**Stored data:**
• • •

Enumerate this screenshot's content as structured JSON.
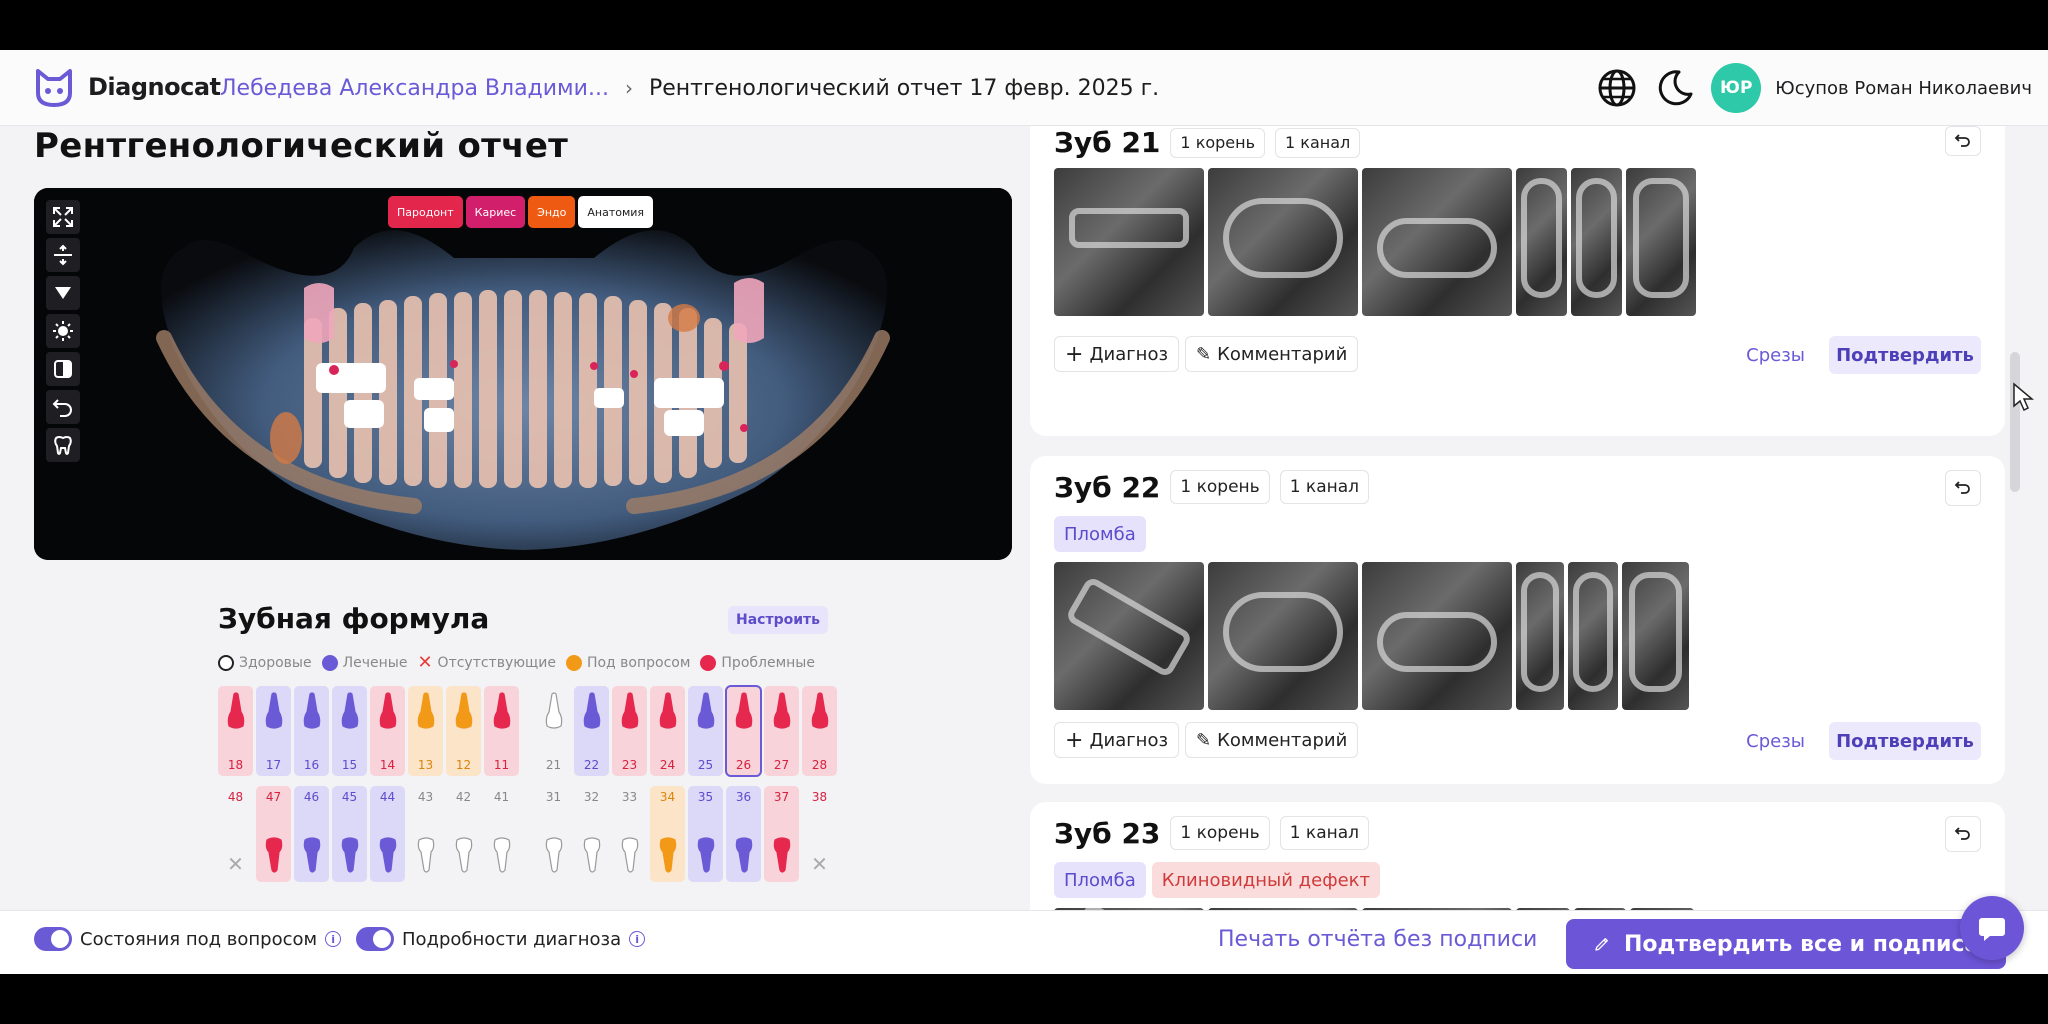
{
  "app": {
    "brand": "Diagnocat"
  },
  "breadcrumb": {
    "patient": "Лебедева Александра Владими...",
    "separator": "›",
    "document": "Рентгенологический отчет 17 февр. 2025 г."
  },
  "user": {
    "initials": "ЮР",
    "name": "Юсупов Роман Николаевич"
  },
  "page": {
    "title": "Рентгенологический отчет"
  },
  "xray": {
    "layers": [
      {
        "label": "Пародонт",
        "color": "#e3264b"
      },
      {
        "label": "Кариес",
        "color": "#d11f6b"
      },
      {
        "label": "Эндо",
        "color": "#ef5a13"
      },
      {
        "label": "Анатомия",
        "color": "#ffffff"
      }
    ],
    "tools": [
      "fullscreen-icon",
      "split-icon",
      "filter-icon",
      "brightness-icon",
      "contrast-icon",
      "undo-icon",
      "tooth-icon"
    ]
  },
  "formula": {
    "title": "Зубная формула",
    "configure_label": "Настроить",
    "legend": [
      {
        "label": "Здоровые",
        "color": "#ffffff"
      },
      {
        "label": "Леченые",
        "color": "#6a5ad6"
      },
      {
        "label": "Отсутствующие",
        "color": "#e53d3d"
      },
      {
        "label": "Под вопросом",
        "color": "#f29a18"
      },
      {
        "label": "Проблемные",
        "color": "#e6284f"
      }
    ],
    "upper": [
      {
        "num": "18",
        "status": "problem"
      },
      {
        "num": "17",
        "status": "treated"
      },
      {
        "num": "16",
        "status": "treated"
      },
      {
        "num": "15",
        "status": "treated"
      },
      {
        "num": "14",
        "status": "problem"
      },
      {
        "num": "13",
        "status": "question"
      },
      {
        "num": "12",
        "status": "question"
      },
      {
        "num": "11",
        "status": "problem"
      },
      {
        "num": "21",
        "status": "healthy"
      },
      {
        "num": "22",
        "status": "treated"
      },
      {
        "num": "23",
        "status": "problem"
      },
      {
        "num": "24",
        "status": "problem"
      },
      {
        "num": "25",
        "status": "treated"
      },
      {
        "num": "26",
        "status": "problem",
        "selected": true
      },
      {
        "num": "27",
        "status": "problem"
      },
      {
        "num": "28",
        "status": "problem"
      }
    ],
    "lower": [
      {
        "num": "48",
        "status": "missing"
      },
      {
        "num": "47",
        "status": "problem"
      },
      {
        "num": "46",
        "status": "treated"
      },
      {
        "num": "45",
        "status": "treated"
      },
      {
        "num": "44",
        "status": "treated"
      },
      {
        "num": "43",
        "status": "healthy"
      },
      {
        "num": "42",
        "status": "healthy"
      },
      {
        "num": "41",
        "status": "healthy"
      },
      {
        "num": "31",
        "status": "healthy"
      },
      {
        "num": "32",
        "status": "healthy"
      },
      {
        "num": "33",
        "status": "healthy"
      },
      {
        "num": "34",
        "status": "question"
      },
      {
        "num": "35",
        "status": "treated"
      },
      {
        "num": "36",
        "status": "treated"
      },
      {
        "num": "37",
        "status": "problem"
      },
      {
        "num": "38",
        "status": "missing"
      }
    ]
  },
  "cards": [
    {
      "title": "Зуб 21",
      "roots": "1 корень",
      "canals": "1 канал",
      "tags": [],
      "add_diagnosis": "Диагноз",
      "comment": "Комментарий",
      "slices_label": "Срезы",
      "confirm_label": "Подтвердить"
    },
    {
      "title": "Зуб 22",
      "roots": "1 корень",
      "canals": "1 канал",
      "tags": [
        {
          "label": "Пломба",
          "kind": "fill"
        }
      ],
      "add_diagnosis": "Диагноз",
      "comment": "Комментарий",
      "slices_label": "Срезы",
      "confirm_label": "Подтвердить"
    },
    {
      "title": "Зуб 23",
      "roots": "1 корень",
      "canals": "1 канал",
      "tags": [
        {
          "label": "Пломба",
          "kind": "fill"
        },
        {
          "label": "Клиновидный дефект",
          "kind": "defect"
        }
      ]
    }
  ],
  "footer": {
    "toggle_questionable": "Состояния под вопросом",
    "toggle_details": "Подробности диагноза",
    "print_link": "Печать отчёта без подписи",
    "sign_all": "Подтвердить все и подписать"
  }
}
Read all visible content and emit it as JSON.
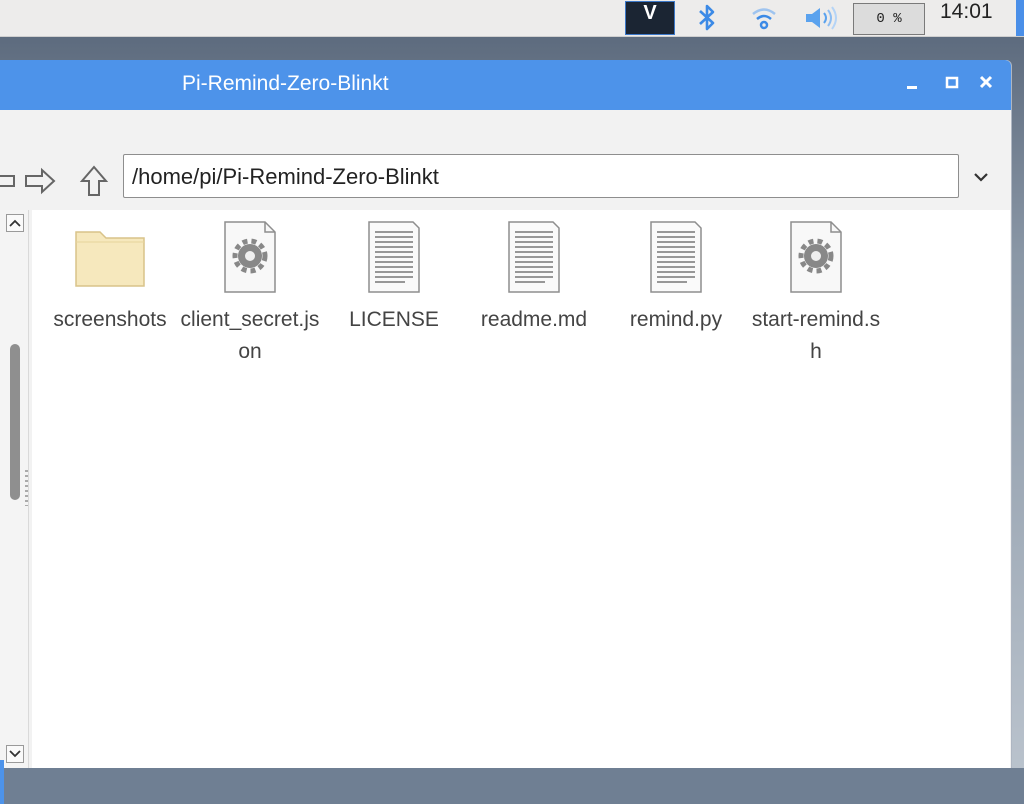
{
  "taskbar": {
    "cpu_usage": "0 %",
    "clock": "14:01",
    "icons": [
      "vnc-icon",
      "bluetooth-icon",
      "wifi-icon",
      "volume-icon"
    ],
    "vnc_label": "V"
  },
  "window": {
    "title": "Pi-Remind-Zero-Blinkt",
    "controls": {
      "minimize": "_",
      "maximize": "□",
      "close": "✕"
    }
  },
  "toolbar": {
    "path": "/home/pi/Pi-Remind-Zero-Blinkt"
  },
  "files": [
    {
      "name": "screenshots",
      "icon": "folder-icon"
    },
    {
      "name": "client_secret.json",
      "icon": "gear-file-icon"
    },
    {
      "name": "LICENSE",
      "icon": "text-file-icon"
    },
    {
      "name": "readme.md",
      "icon": "text-file-icon"
    },
    {
      "name": "remind.py",
      "icon": "text-file-icon"
    },
    {
      "name": "start-remind.sh",
      "icon": "gear-file-icon"
    }
  ],
  "colors": {
    "titlebar": "#4d93ea",
    "folder": "#f5e6b8"
  }
}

• • •

**Exercise instructions:**
What you return should match the records above word for word, minus the pictures.

**Task answer:**
Enumerate this screenshot's content as structured JSON.
{
  "app": {
    "brand": "Diagnocat"
  },
  "breadcrumb": {
    "patient": "Лебедева Александра Владими...",
    "separator": "›",
    "document": "Рентгенологический отчет 17 февр. 2025 г."
  },
  "user": {
    "initials": "ЮР",
    "name": "Юсупов Роман Николаевич"
  },
  "page": {
    "title": "Рентгенологический отчет"
  },
  "xray": {
    "layers": [
      {
        "label": "Пародонт",
        "color": "#e3264b"
      },
      {
        "label": "Кариес",
        "color": "#d11f6b"
      },
      {
        "label": "Эндо",
        "color": "#ef5a13"
      },
      {
        "label": "Анатомия",
        "color": "#ffffff"
      }
    ],
    "tools": [
      "fullscreen-icon",
      "split-icon",
      "filter-icon",
      "brightness-icon",
      "contrast-icon",
      "undo-icon",
      "tooth-icon"
    ]
  },
  "formula": {
    "title": "Зубная формула",
    "configure_label": "Настроить",
    "legend": [
      {
        "label": "Здоровые",
        "color": "#ffffff"
      },
      {
        "label": "Леченые",
        "color": "#6a5ad6"
      },
      {
        "label": "Отсутствующие",
        "color": "#e53d3d"
      },
      {
        "label": "Под вопросом",
        "color": "#f29a18"
      },
      {
        "label": "Проблемные",
        "color": "#e6284f"
      }
    ],
    "upper": [
      {
        "num": "18",
        "status": "problem"
      },
      {
        "num": "17",
        "status": "treated"
      },
      {
        "num": "16",
        "status": "treated"
      },
      {
        "num": "15",
        "status": "treated"
      },
      {
        "num": "14",
        "status": "problem"
      },
      {
        "num": "13",
        "status": "question"
      },
      {
        "num": "12",
        "status": "question"
      },
      {
        "num": "11",
        "status": "problem"
      },
      {
        "num": "21",
        "status": "healthy"
      },
      {
        "num": "22",
        "status": "treated"
      },
      {
        "num": "23",
        "status": "problem"
      },
      {
        "num": "24",
        "status": "problem"
      },
      {
        "num": "25",
        "status": "treated"
      },
      {
        "num": "26",
        "status": "problem",
        "selected": true
      },
      {
        "num": "27",
        "status": "problem"
      },
      {
        "num": "28",
        "status": "problem"
      }
    ],
    "lower": [
      {
        "num": "48",
        "status": "missing"
      },
      {
        "num": "47",
        "status": "problem"
      },
      {
        "num": "46",
        "status": "treated"
      },
      {
        "num": "45",
        "status": "treated"
      },
      {
        "num": "44",
        "status": "treated"
      },
      {
        "num": "43",
        "status": "healthy"
      },
      {
        "num": "42",
        "status": "healthy"
      },
      {
        "num": "41",
        "status": "healthy"
      },
      {
        "num": "31",
        "status": "healthy"
      },
      {
        "num": "32",
        "status": "healthy"
      },
      {
        "num": "33",
        "status": "healthy"
      },
      {
        "num": "34",
        "status": "question"
      },
      {
        "num": "35",
        "status": "treated"
      },
      {
        "num": "36",
        "status": "treated"
      },
      {
        "num": "37",
        "status": "problem"
      },
      {
        "num": "38",
        "status": "missing"
      }
    ]
  },
  "cards": [
    {
      "title": "Зуб 21",
      "roots": "1 корень",
      "canals": "1 канал",
      "tags": [],
      "add_diagnosis": "Диагноз",
      "comment": "Комментарий",
      "slices_label": "Срезы",
      "confirm_label": "Подтвердить"
    },
    {
      "title": "Зуб 22",
      "roots": "1 корень",
      "canals": "1 канал",
      "tags": [
        {
          "label": "Пломба",
          "kind": "fill"
        }
      ],
      "add_diagnosis": "Диагноз",
      "comment": "Комментарий",
      "slices_label": "Срезы",
      "confirm_label": "Подтвердить"
    },
    {
      "title": "Зуб 23",
      "roots": "1 корень",
      "canals": "1 канал",
      "tags": [
        {
          "label": "Пломба",
          "kind": "fill"
        },
        {
          "label": "Клиновидный дефект",
          "kind": "defect"
        }
      ]
    }
  ],
  "footer": {
    "toggle_questionable": "Состояния под вопросом",
    "toggle_details": "Подробности диагноза",
    "print_link": "Печать отчёта без подписи",
    "sign_all": "Подтвердить все и подписать"
  }
}
Read all visible content and emit it as JSON.
{
  "taskbar": {
    "cpu_usage": "0 %",
    "clock": "14:01",
    "icons": [
      "vnc-icon",
      "bluetooth-icon",
      "wifi-icon",
      "volume-icon"
    ],
    "vnc_label": "V"
  },
  "window": {
    "title": "Pi-Remind-Zero-Blinkt",
    "controls": {
      "minimize": "_",
      "maximize": "□",
      "close": "✕"
    }
  },
  "toolbar": {
    "path": "/home/pi/Pi-Remind-Zero-Blinkt"
  },
  "files": [
    {
      "name": "screenshots",
      "icon": "folder-icon"
    },
    {
      "name": "client_secret.json",
      "icon": "gear-file-icon"
    },
    {
      "name": "LICENSE",
      "icon": "text-file-icon"
    },
    {
      "name": "readme.md",
      "icon": "text-file-icon"
    },
    {
      "name": "remind.py",
      "icon": "text-file-icon"
    },
    {
      "name": "start-remind.sh",
      "icon": "gear-file-icon"
    }
  ],
  "colors": {
    "titlebar": "#4d93ea",
    "folder": "#f5e6b8"
  }
}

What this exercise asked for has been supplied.